SUPPLIED PASSAGE -
"Errors/day" wrongly depends on how many hours Ubuntu is used

Bug #1046269 reported by Matthew Paul Thomas
14
This bug affects 2 people
Affects Status Importance Assigned to Milestone
Errors
Confirmed
Low
Unassigned
Whoopsie
Invalid
Undecided
Unassigned

Bug Description

Currently, the graph for "Average errors per day" is per calendar day. This is almost certainly why the graph dips every weekend: apparently people who use Ubuntu during weekdays do so for longer periods than those who use it during weekends.

Measuring by calendar day has some subjective value: "Ubuntu crashed for me twice yesterday" is more memorable than "Ubuntu crashed for me about once every three hours yesterday".

However, there are big problems with measuring things this way. It means, for example, that if people used Ubuntu for shorter periods, the error rate would go down. Conversely, if the proportion of Ubuntu use in workplaces went up -- so people were using it for longer periods on average -- the errors/day rate would go up, even if nothing about the code changed.

To fix this, we should change "errors/day" to "errors/hour" or even "errors per 24 hours".

To do that, probably we will need to know -- for each error report submitted -- how long Ubuntu had been running when the error occurred. (This might be as simple as including the output of the "uptime" command in every error report.)

We may be able to extrapolate, from the distribution of times, to guess how long an Ubuntu session continues after the last error is submitted. If not, we might also need to know the total duration of the *previous* Ubuntu session, now that it's finished, so we can divide the number of errors that machine reported in *that* session by the length of the session.

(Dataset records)
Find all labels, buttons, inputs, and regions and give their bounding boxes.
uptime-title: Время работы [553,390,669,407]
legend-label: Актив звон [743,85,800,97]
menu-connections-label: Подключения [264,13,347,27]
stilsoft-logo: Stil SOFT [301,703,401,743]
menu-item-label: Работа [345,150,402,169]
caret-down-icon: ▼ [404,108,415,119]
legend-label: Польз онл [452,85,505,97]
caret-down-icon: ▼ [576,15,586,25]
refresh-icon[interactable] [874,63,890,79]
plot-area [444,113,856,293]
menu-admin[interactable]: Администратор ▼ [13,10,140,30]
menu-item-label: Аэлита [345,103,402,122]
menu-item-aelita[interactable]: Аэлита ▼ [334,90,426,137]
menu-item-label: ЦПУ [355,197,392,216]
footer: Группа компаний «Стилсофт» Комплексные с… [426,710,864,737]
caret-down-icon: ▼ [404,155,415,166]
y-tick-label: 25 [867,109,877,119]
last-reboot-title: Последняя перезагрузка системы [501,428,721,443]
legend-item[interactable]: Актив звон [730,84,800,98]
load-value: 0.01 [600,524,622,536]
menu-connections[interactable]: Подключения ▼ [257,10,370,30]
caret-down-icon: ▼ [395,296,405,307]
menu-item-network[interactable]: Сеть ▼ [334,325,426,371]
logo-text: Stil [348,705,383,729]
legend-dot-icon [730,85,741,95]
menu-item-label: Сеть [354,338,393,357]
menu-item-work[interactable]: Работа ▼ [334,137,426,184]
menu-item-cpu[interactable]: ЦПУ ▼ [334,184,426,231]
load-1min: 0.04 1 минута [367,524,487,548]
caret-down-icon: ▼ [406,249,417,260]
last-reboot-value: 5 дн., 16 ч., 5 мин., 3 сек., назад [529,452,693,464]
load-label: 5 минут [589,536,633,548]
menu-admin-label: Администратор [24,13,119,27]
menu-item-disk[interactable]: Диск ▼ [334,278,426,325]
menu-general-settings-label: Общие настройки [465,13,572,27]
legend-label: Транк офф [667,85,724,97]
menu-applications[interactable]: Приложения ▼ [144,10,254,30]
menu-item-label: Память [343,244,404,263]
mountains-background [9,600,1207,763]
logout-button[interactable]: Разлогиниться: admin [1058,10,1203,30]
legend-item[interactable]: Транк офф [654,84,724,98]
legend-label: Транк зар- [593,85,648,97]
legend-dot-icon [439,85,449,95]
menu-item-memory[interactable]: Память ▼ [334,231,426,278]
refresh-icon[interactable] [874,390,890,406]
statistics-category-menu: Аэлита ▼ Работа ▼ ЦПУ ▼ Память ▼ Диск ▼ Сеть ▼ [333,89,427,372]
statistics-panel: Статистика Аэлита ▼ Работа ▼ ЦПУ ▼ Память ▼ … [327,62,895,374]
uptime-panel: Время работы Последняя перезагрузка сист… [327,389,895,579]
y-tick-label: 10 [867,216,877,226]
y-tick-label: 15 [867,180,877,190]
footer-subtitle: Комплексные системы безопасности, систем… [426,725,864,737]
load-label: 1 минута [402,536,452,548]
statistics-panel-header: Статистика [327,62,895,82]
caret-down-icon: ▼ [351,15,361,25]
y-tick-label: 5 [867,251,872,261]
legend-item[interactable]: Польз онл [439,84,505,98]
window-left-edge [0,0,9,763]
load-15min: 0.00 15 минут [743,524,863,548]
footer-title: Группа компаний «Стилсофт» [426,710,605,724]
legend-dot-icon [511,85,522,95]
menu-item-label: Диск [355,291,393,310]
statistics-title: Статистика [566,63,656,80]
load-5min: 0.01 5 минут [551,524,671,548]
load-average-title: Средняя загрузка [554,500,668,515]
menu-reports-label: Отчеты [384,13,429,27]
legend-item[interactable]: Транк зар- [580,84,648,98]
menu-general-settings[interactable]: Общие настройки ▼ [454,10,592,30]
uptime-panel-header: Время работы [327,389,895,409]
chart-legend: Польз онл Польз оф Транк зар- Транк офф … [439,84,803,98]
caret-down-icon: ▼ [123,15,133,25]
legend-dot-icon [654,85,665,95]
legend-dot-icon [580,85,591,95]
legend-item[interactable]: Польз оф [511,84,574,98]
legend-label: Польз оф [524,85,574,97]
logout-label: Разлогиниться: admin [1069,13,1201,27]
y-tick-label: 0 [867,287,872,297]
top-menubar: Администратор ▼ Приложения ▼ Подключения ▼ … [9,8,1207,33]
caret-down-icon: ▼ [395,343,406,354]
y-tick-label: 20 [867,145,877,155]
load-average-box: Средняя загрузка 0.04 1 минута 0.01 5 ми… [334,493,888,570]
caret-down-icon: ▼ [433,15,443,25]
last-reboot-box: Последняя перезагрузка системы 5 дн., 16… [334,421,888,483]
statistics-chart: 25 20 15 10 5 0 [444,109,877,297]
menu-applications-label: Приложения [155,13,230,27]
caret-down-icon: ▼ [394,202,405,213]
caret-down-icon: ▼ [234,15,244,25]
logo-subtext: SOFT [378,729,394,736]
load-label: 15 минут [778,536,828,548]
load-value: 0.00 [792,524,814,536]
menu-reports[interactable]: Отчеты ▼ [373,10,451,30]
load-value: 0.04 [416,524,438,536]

WHAT THIS EXERCISE ASKS -
a) Answer these three questions using the bug report:
(i) Who reported bug #1046269?
(ii) What reason does the report give for why the graph dips every weekend?
(iii) The output of which command does the report suggest including in every error report?
b) Extend the bug report past its final paragraph, keeping its technical voice.

RESPONSES -
a)
(i) Matthew Paul Thomas.
(ii) People who use Ubuntu during weekdays apparently do so for longer periods than those who use it during weekends.
(iii) The "uptime" command.

b)
description: updated
Revision history for this message
Alistair Buxton (a-j-buxton) wrote :

I've looked at that graph a few times and it has never made much sense to me, but this explanation makes it a bit clearer.

What effect would using uptime have for people who never reboot their system, like me?

Revision history for this message
Alistair Buxton (a-j-buxton) wrote :

Also, (I assume) you can't get data from machines that never crash, so fixing bugs can actually lead to the overall rate increasing when those machines stop reporting. A form of selection bias.

Revision history for this message
Matthew Paul Thomas (mpt) wrote :

A machine that never reboots would have been running all of the past 24 hours, so its error count over those 24 hours would be multiplied by 1. A machine that had been running for 6 of the past 24 hours would have its error count multiplied by 6/24 -- regardless of how many reboots were required to reach that total of 6 hours. So just knowing uptime since the most recent reboot wouldn't be enough; we need to know uptime over the past day.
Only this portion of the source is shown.